- Required work -
Could you write out the records below exactly as they appear, leaving out any pictures?

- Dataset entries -
-------

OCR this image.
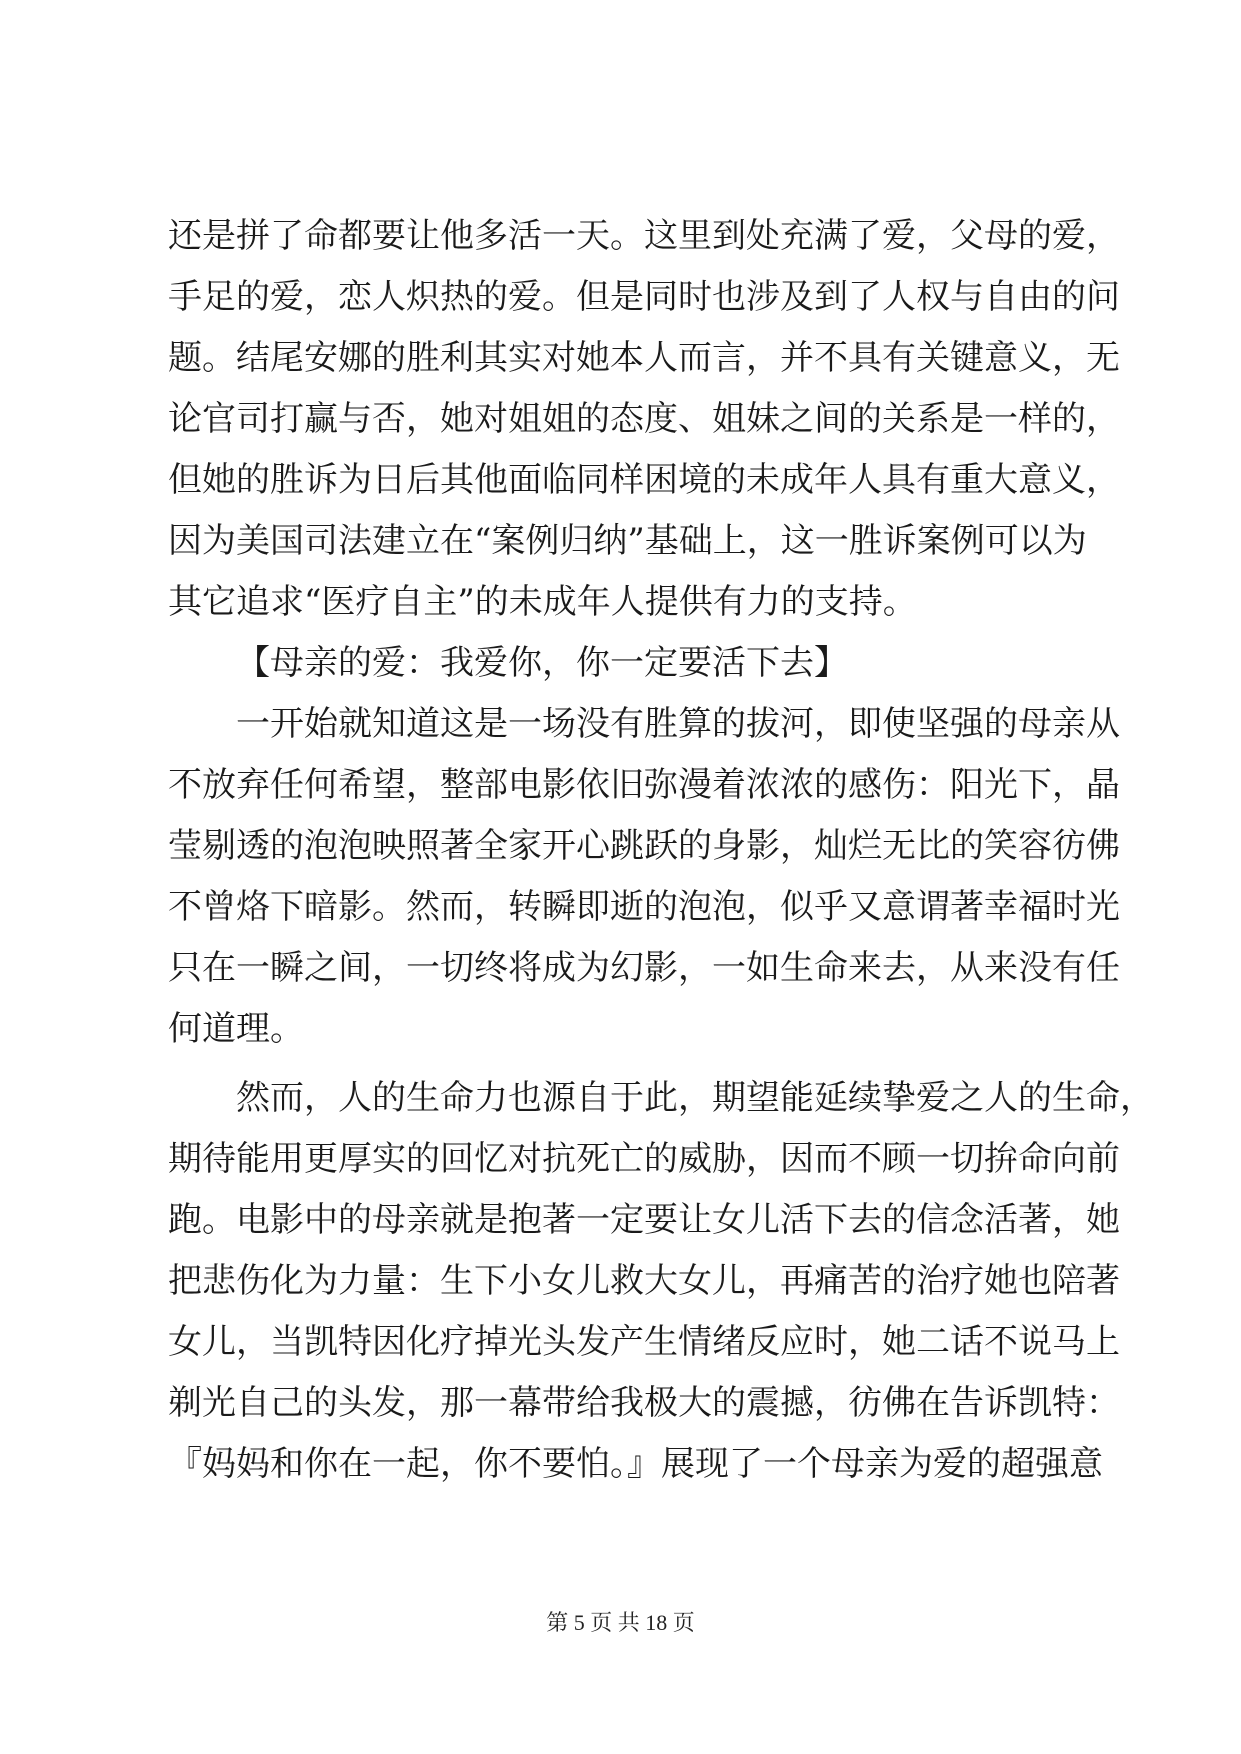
还是拼了命都要让他多活一天。这里到处充满了爱，父母的爱，
手足的爱，恋人炽热的爱。但是同时也涉及到了人权与自由的问
题。结尾安娜的胜利其实对她本人而言，并不具有关键意义，无
论官司打赢与否，她对姐姐的态度、姐妹之间的关系是一样的，
但她的胜诉为日后其他面临同样困境的未成年人具有重大意义，
因为美国司法建立在“案例归纳”基础上，这一胜诉案例可以为
其它追求“医疗自主”的未成年人提供有力的支持。
【母亲的爱：我爱你，你一定要活下去】
一开始就知道这是一场没有胜算的拔河，即使坚强的母亲从
不放弃任何希望，整部电影依旧弥漫着浓浓的感伤：阳光下，晶
莹剔透的泡泡映照著全家开心跳跃的身影，灿烂无比的笑容彷佛
不曾烙下暗影。然而，转瞬即逝的泡泡，似乎又意谓著幸福时光
只在一瞬之间，一切终将成为幻影，一如生命来去，从来没有任
何道理。
然而，人的生命力也源自于此，期望能延续挚爱之人的生命，
期待能用更厚实的回忆对抗死亡的威胁，因而不顾一切拚命向前
跑。电影中的母亲就是抱著一定要让女儿活下去的信念活著，她
把悲伤化为力量：生下小女儿救大女儿，再痛苦的治疗她也陪著
女儿，当凯特因化疗掉光头发产生情绪反应时，她二话不说马上
剃光自己的头发，那一幕带给我极大的震撼，彷佛在告诉凯特：
『妈妈和你在一起，你不要怕。』展现了一个母亲为爱的超强意
第 5 页 共 18 页
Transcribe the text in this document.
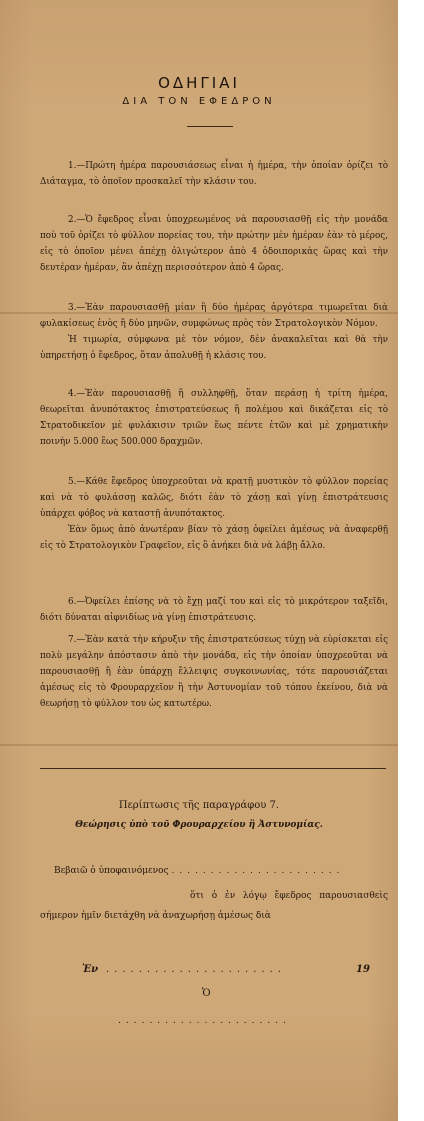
ΟΔΗΓΙΑΙ
ΔΙΑ ΤΟΝ ΕΦΕΔΡΟΝ
1.—Πρώτη ἡμέρα παρουσιάσεως εἶναι ἡ ἡμέρα, τὴν ὁποίαν ὁρίζει τὸ Διάταγμα, τὸ ὁποῖον προσκαλεῖ τὴν κλάσιν του.
2.—Ὁ ἔφεδρος εἶναι ὑποχρεωμένος νὰ παρουσιασθῇ εἰς τὴν μονάδα ποὺ τοῦ ὁρίζει τὸ φύλλον πορείας του, τὴν πρώτην μὲν ἡμέραν ἐὰν τὸ μέρος, εἰς τὸ ὁποῖον μένει ἀπέχῃ ὀλιγώτερον ἀπὸ 4 ὁδοιπορικὰς ὥρας καὶ τὴν δευτέραν ἡμέραν, ἂν ἀπέχῃ περισσότερον ἀπὸ 4 ὥρας.
3.—Ἐὰν παρουσιασθῇ μίαν ἢ δύο ἡμέρας ἀργότερα τιμωρεῖται διὰ φυλακίσεως ἑνὸς ἢ δύο μηνῶν, συμφώνως πρὸς τὸν Στρατολογικὸν Νόμον.
Ἡ τιμωρία, σύμφωνα μὲ τὸν νόμον, δὲν ἀνακαλεῖται καὶ θὰ τὴν ὑπηρετήσῃ ὁ ἔφεδρος, ὅταν ἀπολυθῇ ἡ κλάσις του.
4.—Ἐὰν παρουσιασθῇ ἢ συλληφθῇ, ὅταν περάσῃ ἡ τρίτη ἡμέρα, θεωρεῖται ἀνυπότακτος ἐπιστρατεύσεως ἢ πολέμου καὶ δικάζεται εἰς τὸ Στρατοδικεῖον μὲ φυλάκισιν τριῶν ἕως πέντε ἐτῶν καὶ μὲ χρηματικὴν ποινὴν 5.000 ἕως 500.000 δραχμῶν.
5.—Κάθε ἔφεδρος ὑποχρεοῦται νὰ κρατῇ μυστικὸν τὸ φύλλον πορείας καὶ νὰ τὸ φυλάσσῃ καλῶς, διότι ἐὰν τὸ χάσῃ καὶ γίνῃ ἐπιστράτευσις ὑπάρχει φόβος νὰ καταστῇ ἀνυπότακτος.
Ἐὰν ὅμως ἀπὸ ἀνωτέραν βίαν τὸ χάσῃ ὀφείλει ἀμέσως νὰ ἀναφερθῇ εἰς τὸ Στρατολογικὸν Γραφεῖον, εἰς ὃ ἀνήκει διὰ νὰ λάβῃ ἄλλο.
6.—Ὀφείλει ἐπίσης νὰ τὸ ἔχῃ μαζί του καὶ εἰς τὸ μικρότερον ταξεῖδι, διότι δύναται αἰφνιδίως νὰ γίνῃ ἐπιστράτευσις.
7.—Ἐὰν κατὰ τὴν κήρυξιν τῆς ἐπιστρατεύσεως τύχῃ νὰ εὑρίσκεται εἰς πολὺ μεγάλην ἀπόστασιν ἀπὸ τὴν μονάδα, εἰς τὴν ὁποίαν ὑποχρεοῦται νὰ παρουσιασθῇ ἢ ἐὰν ὑπάρχῃ ἔλλειψις συγκοινωνίας, τότε παρουσιάζεται ἀμέσως εἰς τὸ Φρουραρχεῖον ἢ τὴν Ἀστυνομίαν τοῦ τόπου ἐκείνου, διὰ νὰ θεωρήσῃ τὸ φύλλον του ὡς κατωτέρω.
Περίπτωσις τῆς παραγράφου 7.
Θεώρησις ὑπὸ τοῦ Φρουραρχείου ἢ Ἀστυνομίας.
Βεβαιῶ ὁ ὑποφαινόμενος ......................
ὅτι ὁ ἐν λόγῳ ἔφεδρος παρουσιασθεὶς σήμερον ἡμῖν διετάχθη νὰ ἀναχωρήσῃ ἀμέσως διὰ
Ἐν ......................	19
Ὁ
......................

-------

- Finished exercise -
OCR this image.
还是拼了命都要让他多活一天。这里到处充满了爱，父母的爱，
手足的爱，恋人炽热的爱。但是同时也涉及到了人权与自由的问
题。结尾安娜的胜利其实对她本人而言，并不具有关键意义，无
论官司打赢与否，她对姐姐的态度、姐妹之间的关系是一样的，
但她的胜诉为日后其他面临同样困境的未成年人具有重大意义，
因为美国司法建立在“案例归纳”基础上，这一胜诉案例可以为
其它追求“医疗自主”的未成年人提供有力的支持。
【母亲的爱：我爱你，你一定要活下去】
一开始就知道这是一场没有胜算的拔河，即使坚强的母亲从
不放弃任何希望，整部电影依旧弥漫着浓浓的感伤：阳光下，晶
莹剔透的泡泡映照著全家开心跳跃的身影，灿烂无比的笑容彷佛
不曾烙下暗影。然而，转瞬即逝的泡泡，似乎又意谓著幸福时光
只在一瞬之间，一切终将成为幻影，一如生命来去，从来没有任
何道理。
然而，人的生命力也源自于此，期望能延续挚爱之人的生命，
期待能用更厚实的回忆对抗死亡的威胁，因而不顾一切拚命向前
跑。电影中的母亲就是抱著一定要让女儿活下去的信念活著，她
把悲伤化为力量：生下小女儿救大女儿，再痛苦的治疗她也陪著
女儿，当凯特因化疗掉光头发产生情绪反应时，她二话不说马上
剃光自己的头发，那一幕带给我极大的震撼，彷佛在告诉凯特：
『妈妈和你在一起，你不要怕。』展现了一个母亲为爱的超强意
第 5 页 共 18 页
Transcribe the text in this document.
ΟΔΗΓΙΑΙ
ΔΙΑ ΤΟΝ ΕΦΕΔΡΟΝ
1.—Πρώτη ἡμέρα παρουσιάσεως εἶναι ἡ ἡμέρα, τὴν ὁποίαν ὁρίζει τὸ Διάταγμα, τὸ ὁποῖον προσκαλεῖ τὴν κλάσιν του.
2.—Ὁ ἔφεδρος εἶναι ὑποχρεωμένος νὰ παρουσιασθῇ εἰς τὴν μονάδα ποὺ τοῦ ὁρίζει τὸ φύλλον πορείας του, τὴν πρώτην μὲν ἡμέραν ἐὰν τὸ μέρος, εἰς τὸ ὁποῖον μένει ἀπέχῃ ὀλιγώτερον ἀπὸ 4 ὁδοιπορικὰς ὥρας καὶ τὴν δευτέραν ἡμέραν, ἂν ἀπέχῃ περισσότερον ἀπὸ 4 ὥρας.
3.—Ἐὰν παρουσιασθῇ μίαν ἢ δύο ἡμέρας ἀργότερα τιμωρεῖται διὰ φυλακίσεως ἑνὸς ἢ δύο μηνῶν, συμφώνως πρὸς τὸν Στρατολογικὸν Νόμον.
Ἡ τιμωρία, σύμφωνα μὲ τὸν νόμον, δὲν ἀνακαλεῖται καὶ θὰ τὴν ὑπηρετήσῃ ὁ ἔφεδρος, ὅταν ἀπολυθῇ ἡ κλάσις του.
4.—Ἐὰν παρουσιασθῇ ἢ συλληφθῇ, ὅταν περάσῃ ἡ τρίτη ἡμέρα, θεωρεῖται ἀνυπότακτος ἐπιστρατεύσεως ἢ πολέμου καὶ δικάζεται εἰς τὸ Στρατοδικεῖον μὲ φυλάκισιν τριῶν ἕως πέντε ἐτῶν καὶ μὲ χρηματικὴν ποινὴν 5.000 ἕως 500.000 δραχμῶν.
5.—Κάθε ἔφεδρος ὑποχρεοῦται νὰ κρατῇ μυστικὸν τὸ φύλλον πορείας καὶ νὰ τὸ φυλάσσῃ καλῶς, διότι ἐὰν τὸ χάσῃ καὶ γίνῃ ἐπιστράτευσις ὑπάρχει φόβος νὰ καταστῇ ἀνυπότακτος.
Ἐὰν ὅμως ἀπὸ ἀνωτέραν βίαν τὸ χάσῃ ὀφείλει ἀμέσως νὰ ἀναφερθῇ εἰς τὸ Στρατολογικὸν Γραφεῖον, εἰς ὃ ἀνήκει διὰ νὰ λάβῃ ἄλλο.
6.—Ὀφείλει ἐπίσης νὰ τὸ ἔχῃ μαζί του καὶ εἰς τὸ μικρότερον ταξεῖδι, διότι δύναται αἰφνιδίως νὰ γίνῃ ἐπιστράτευσις.
7.—Ἐὰν κατὰ τὴν κήρυξιν τῆς ἐπιστρατεύσεως τύχῃ νὰ εὑρίσκεται εἰς πολὺ μεγάλην ἀπόστασιν ἀπὸ τὴν μονάδα, εἰς τὴν ὁποίαν ὑποχρεοῦται νὰ παρουσιασθῇ ἢ ἐὰν ὑπάρχῃ ἔλλειψις συγκοινωνίας, τότε παρουσιάζεται ἀμέσως εἰς τὸ Φρουραρχεῖον ἢ τὴν Ἀστυνομίαν τοῦ τόπου ἐκείνου, διὰ νὰ θεωρήσῃ τὸ φύλλον του ὡς κατωτέρω.
Περίπτωσις τῆς παραγράφου 7.
Θεώρησις ὑπὸ τοῦ Φρουραρχείου ἢ Ἀστυνομίας.
Βεβαιῶ ὁ ὑποφαινόμενος ......................
ὅτι ὁ ἐν λόγῳ ἔφεδρος παρουσιασθεὶς σήμερον ἡμῖν διετάχθη νὰ ἀναχωρήσῃ ἀμέσως διὰ
Ἐν ......................	19
Ὁ
......................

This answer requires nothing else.